-- begin DATA EXTRACT --

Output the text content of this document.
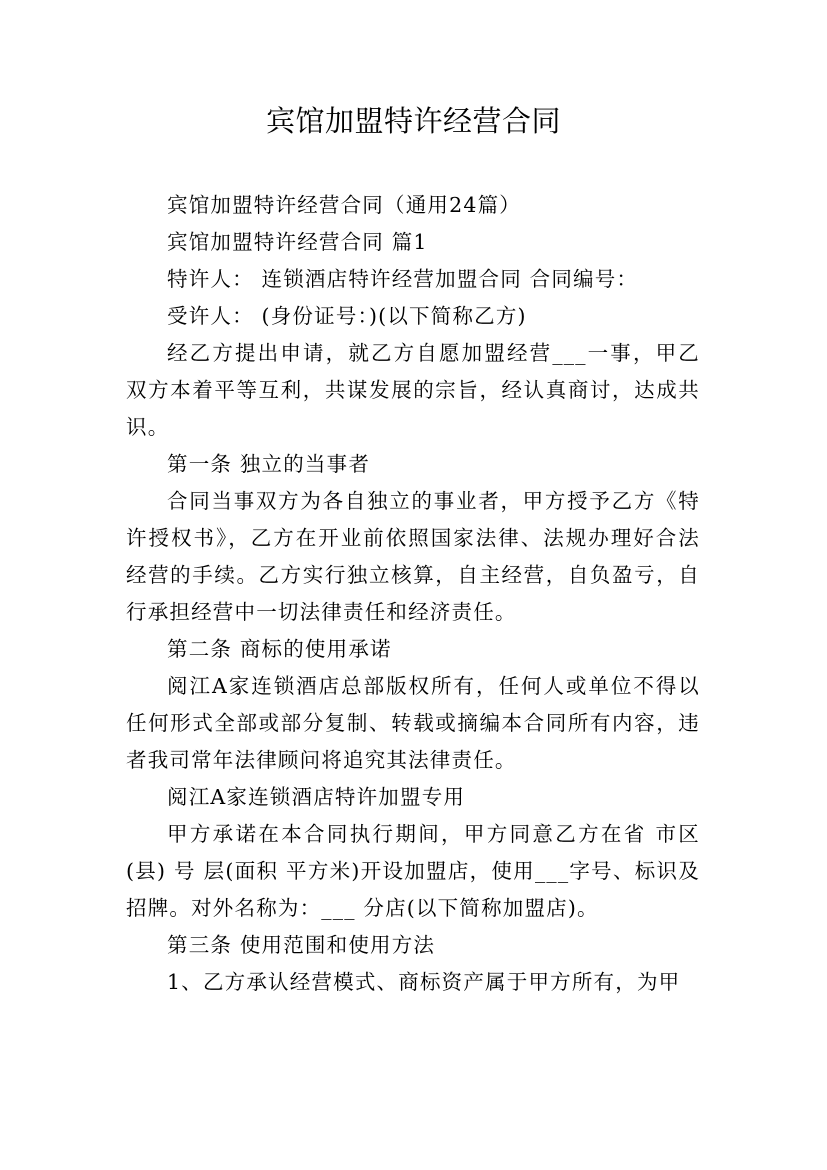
宾馆加盟特许经营合同

宾馆加盟特许经营合同（通用24篇）

宾馆加盟特许经营合同 篇1

特许人： 连锁酒店特许经营加盟合同 合同编号：

受许人： (身份证号：)(以下简称乙方)

经乙方提出申请，就乙方自愿加盟经营___一事，甲乙双方本着平等互利，共谋发展的宗旨，经认真商讨，达成共识。

第一条 独立的当事者

合同当事双方为各自独立的事业者，甲方授予乙方《特许授权书》，乙方在开业前依照国家法律、法规办理好合法经营的手续。乙方实行独立核算，自主经营，自负盈亏，自行承担经营中一切法律责任和经济责任。

第二条 商标的使用承诺

阅江A家连锁酒店总部版权所有，任何人或单位不得以任何形式全部或部分复制、转载或摘编本合同所有内容，违者我司常年法律顾问将追究其法律责任。

阅江A家连锁酒店特许加盟专用

甲方承诺在本合同执行期间，甲方同意乙方在省 市区(县) 号 层(面积 平方米)开设加盟店，使用___字号、标识及招牌。对外名称为：___ 分店(以下简称加盟店)。

第三条 使用范围和使用方法

1、乙方承认经营模式、商标资产属于甲方所有，为甲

-- end DATA EXTRACT --

◆ WHAT IS ASKED: The records above need to be restated word for word, with the pictures left out.

◆ SOLUTION TO THE EXERCISE:
Output the text content of this document.
宾馆加盟特许经营合同

宾馆加盟特许经营合同（通用24篇）

宾馆加盟特许经营合同 篇1

特许人： 连锁酒店特许经营加盟合同 合同编号：

受许人： (身份证号：)(以下简称乙方)

经乙方提出申请，就乙方自愿加盟经营___一事，甲乙双方本着平等互利，共谋发展的宗旨，经认真商讨，达成共识。

第一条 独立的当事者

合同当事双方为各自独立的事业者，甲方授予乙方《特许授权书》，乙方在开业前依照国家法律、法规办理好合法经营的手续。乙方实行独立核算，自主经营，自负盈亏，自行承担经营中一切法律责任和经济责任。

第二条 商标的使用承诺

阅江A家连锁酒店总部版权所有，任何人或单位不得以任何形式全部或部分复制、转载或摘编本合同所有内容，违者我司常年法律顾问将追究其法律责任。

阅江A家连锁酒店特许加盟专用

甲方承诺在本合同执行期间，甲方同意乙方在省 市区(县) 号 层(面积 平方米)开设加盟店，使用___字号、标识及招牌。对外名称为：___ 分店(以下简称加盟店)。

第三条 使用范围和使用方法

1、乙方承认经营模式、商标资产属于甲方所有，为甲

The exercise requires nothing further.